— Begin Extracted data —
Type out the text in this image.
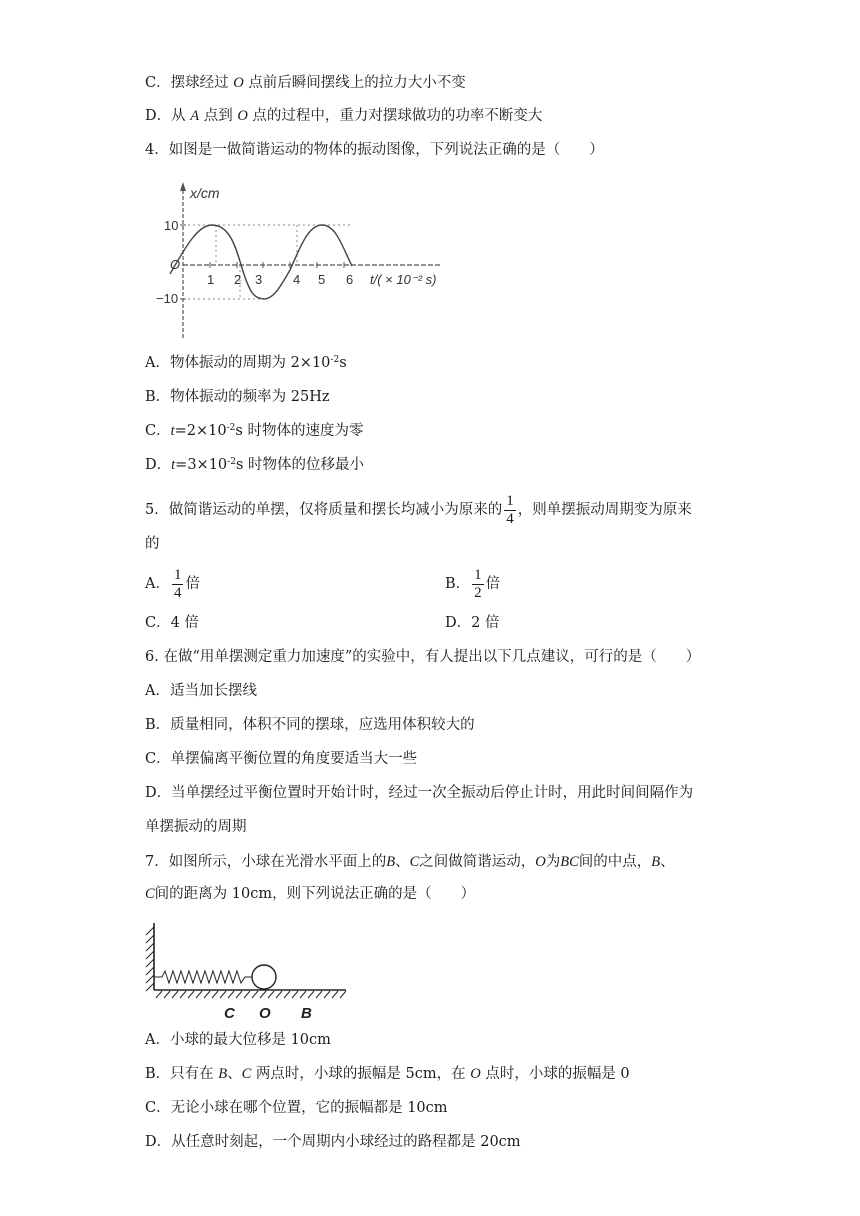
C．摆球经过 O 点前后瞬间摆线上的拉力大小不变
D．从 A 点到 O 点的过程中，重力对摆球做功的功率不断变大
4．如图是一做简谐运动的物体的振动图像，下列说法正确的是（　　）
x/cm
10
O
−10
1 2 3 4 5 6 t/( × 10⁻² s)
A．物体振动的周期为 $2\times 10^{-2}s$
B．物体振动的频率为 25Hz
C．$t=2\times 10^{-2}s$ 时物体的速度为零
D．$t=3\times 10^{-2}s$ 时物体的位移最小
5．做简谐运动的单摆，仅将质量和摆长均减小为原来的 $\frac{1}{4}$ ，则单摆振动周期变为原来
的
A． $\frac{1}{4}$ 倍	B． $\frac{1}{2}$ 倍
C．4 倍	D．2 倍
6. 在做“用单摆测定重力加速度”的实验中，有人提出以下几点建议，可行的是（　　）
A．适当加长摆线
B．质量相同，体积不同的摆球，应选用体积较大的
C．单摆偏离平衡位置的角度要适当大一些
D．当单摆经过平衡位置时开始计时，经过一次全振动后停止计时，用此时间间隔作为
单摆振动的周期
7．如图所示，小球在光滑水平面上的B、C之间做简谐运动，O为BC间的中点，B、
C间的距离为 10cm，则下列说法正确的是（　　）
C O B
A．小球的最大位移是 10cm
B．只有在 B、C 两点时，小球的振幅是 5cm，在 O 点时，小球的振幅是 0
C．无论小球在哪个位置，它的振幅都是 10cm
D．从任意时刻起，一个周期内小球经过的路程都是 20cm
— End Extracted data —
Out of the material above, select every line that holds the string "frac".

◆ Solution to the exercise ◆
5．做简谐运动的单摆，仅将质量和摆长均减小为原来的 $\frac{1}{4}$ ，则单摆振动周期变为原来
A． $\frac{1}{4}$ 倍	B． $\frac{1}{2}$ 倍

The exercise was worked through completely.